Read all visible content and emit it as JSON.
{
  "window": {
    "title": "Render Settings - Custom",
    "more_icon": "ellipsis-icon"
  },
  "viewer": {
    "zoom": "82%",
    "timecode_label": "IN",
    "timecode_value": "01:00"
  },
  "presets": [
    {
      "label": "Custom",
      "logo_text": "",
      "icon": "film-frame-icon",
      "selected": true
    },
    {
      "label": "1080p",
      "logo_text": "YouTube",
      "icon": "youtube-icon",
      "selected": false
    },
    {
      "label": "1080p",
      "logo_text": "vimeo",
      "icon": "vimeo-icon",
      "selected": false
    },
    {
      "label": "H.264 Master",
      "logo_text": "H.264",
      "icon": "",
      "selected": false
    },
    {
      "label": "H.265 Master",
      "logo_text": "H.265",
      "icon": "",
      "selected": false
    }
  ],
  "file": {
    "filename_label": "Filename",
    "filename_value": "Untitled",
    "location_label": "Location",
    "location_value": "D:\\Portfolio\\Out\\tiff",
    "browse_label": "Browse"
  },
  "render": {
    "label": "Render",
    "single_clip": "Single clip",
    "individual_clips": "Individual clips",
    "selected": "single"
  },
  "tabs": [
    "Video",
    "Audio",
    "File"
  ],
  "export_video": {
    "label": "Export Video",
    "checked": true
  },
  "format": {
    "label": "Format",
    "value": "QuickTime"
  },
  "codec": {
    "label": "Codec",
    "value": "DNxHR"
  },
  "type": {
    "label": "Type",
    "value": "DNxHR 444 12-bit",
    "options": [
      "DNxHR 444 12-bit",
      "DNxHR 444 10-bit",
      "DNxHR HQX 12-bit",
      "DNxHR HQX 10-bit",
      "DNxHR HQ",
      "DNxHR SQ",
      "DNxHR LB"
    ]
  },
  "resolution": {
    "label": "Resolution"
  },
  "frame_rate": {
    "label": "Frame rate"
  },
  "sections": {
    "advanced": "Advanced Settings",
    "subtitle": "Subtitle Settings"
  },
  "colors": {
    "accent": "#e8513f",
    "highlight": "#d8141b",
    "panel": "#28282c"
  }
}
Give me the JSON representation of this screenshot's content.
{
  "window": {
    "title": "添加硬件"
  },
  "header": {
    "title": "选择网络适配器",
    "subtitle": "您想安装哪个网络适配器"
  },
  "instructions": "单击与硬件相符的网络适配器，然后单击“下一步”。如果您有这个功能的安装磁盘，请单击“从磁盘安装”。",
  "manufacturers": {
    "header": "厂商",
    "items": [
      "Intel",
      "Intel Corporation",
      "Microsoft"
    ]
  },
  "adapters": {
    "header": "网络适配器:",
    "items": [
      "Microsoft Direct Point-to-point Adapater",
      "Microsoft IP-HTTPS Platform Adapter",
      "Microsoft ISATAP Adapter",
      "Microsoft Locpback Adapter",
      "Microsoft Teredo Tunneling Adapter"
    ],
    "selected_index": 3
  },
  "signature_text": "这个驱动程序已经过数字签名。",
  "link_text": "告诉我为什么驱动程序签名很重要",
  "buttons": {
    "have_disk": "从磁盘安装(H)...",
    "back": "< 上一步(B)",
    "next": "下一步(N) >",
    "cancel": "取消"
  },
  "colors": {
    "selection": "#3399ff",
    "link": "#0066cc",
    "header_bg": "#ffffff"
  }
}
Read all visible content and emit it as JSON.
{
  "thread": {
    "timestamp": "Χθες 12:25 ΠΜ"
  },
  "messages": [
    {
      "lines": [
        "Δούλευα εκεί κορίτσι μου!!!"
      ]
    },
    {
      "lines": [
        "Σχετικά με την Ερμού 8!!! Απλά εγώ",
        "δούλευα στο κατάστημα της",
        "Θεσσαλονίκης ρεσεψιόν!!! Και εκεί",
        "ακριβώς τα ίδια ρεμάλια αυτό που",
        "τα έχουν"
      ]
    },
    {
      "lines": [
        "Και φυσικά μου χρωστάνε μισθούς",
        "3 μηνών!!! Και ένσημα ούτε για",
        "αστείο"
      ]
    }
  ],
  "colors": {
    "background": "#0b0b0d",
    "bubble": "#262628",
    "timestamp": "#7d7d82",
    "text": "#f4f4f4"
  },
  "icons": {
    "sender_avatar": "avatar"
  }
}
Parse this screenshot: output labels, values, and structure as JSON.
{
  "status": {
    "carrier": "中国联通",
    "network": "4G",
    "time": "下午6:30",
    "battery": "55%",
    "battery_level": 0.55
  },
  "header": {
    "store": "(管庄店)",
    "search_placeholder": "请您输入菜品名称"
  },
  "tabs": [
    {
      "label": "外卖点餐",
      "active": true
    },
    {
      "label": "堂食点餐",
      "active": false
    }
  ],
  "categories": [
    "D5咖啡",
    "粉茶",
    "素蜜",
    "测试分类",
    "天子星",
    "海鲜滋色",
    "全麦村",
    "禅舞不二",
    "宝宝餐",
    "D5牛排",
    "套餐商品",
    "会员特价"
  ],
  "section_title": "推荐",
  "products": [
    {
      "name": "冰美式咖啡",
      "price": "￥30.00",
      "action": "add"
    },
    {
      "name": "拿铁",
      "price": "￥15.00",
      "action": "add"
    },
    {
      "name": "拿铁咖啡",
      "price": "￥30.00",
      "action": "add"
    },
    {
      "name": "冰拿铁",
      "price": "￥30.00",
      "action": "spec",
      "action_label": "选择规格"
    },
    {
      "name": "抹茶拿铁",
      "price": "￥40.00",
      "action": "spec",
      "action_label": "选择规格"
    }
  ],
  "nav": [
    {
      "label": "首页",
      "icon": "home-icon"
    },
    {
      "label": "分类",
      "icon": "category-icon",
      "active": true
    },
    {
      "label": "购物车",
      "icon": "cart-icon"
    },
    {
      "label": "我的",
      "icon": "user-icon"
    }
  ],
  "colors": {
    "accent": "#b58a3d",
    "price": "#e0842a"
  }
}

********

Gather from the records above every line containing the string "screenshot".

> Answer to the problem:
Give me the JSON representation of this screenshot's content.
Parse this screenshot: output labels, values, and structure as JSON.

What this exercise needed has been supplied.